> [Written task]
Every line that holds the string "所欠职工工资和社会保险费用" is to be identified and copied.

· · · ·

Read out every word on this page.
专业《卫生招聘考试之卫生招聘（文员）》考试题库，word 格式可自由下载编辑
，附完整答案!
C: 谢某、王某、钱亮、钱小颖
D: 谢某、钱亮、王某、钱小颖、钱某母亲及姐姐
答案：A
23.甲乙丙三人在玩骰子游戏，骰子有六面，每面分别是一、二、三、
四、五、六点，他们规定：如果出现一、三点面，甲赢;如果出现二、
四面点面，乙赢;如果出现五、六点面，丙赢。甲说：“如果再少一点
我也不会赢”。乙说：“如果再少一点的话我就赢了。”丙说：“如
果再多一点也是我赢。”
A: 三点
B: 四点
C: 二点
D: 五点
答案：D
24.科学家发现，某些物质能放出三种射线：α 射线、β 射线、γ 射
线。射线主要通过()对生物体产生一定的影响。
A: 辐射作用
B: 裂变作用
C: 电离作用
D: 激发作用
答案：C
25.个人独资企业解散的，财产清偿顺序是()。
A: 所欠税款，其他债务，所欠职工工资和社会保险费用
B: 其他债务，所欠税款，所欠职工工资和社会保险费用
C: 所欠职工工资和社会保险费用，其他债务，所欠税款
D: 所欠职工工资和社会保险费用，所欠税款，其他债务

· · · ·

> [Solution to the problem]
A: 所欠税款，其他债务，所欠职工工资和社会保险费用
B: 其他债务，所欠税款，所欠职工工资和社会保险费用
C: 所欠职工工资和社会保险费用，其他债务，所欠税款
D: 所欠职工工资和社会保险费用，所欠税款，其他债务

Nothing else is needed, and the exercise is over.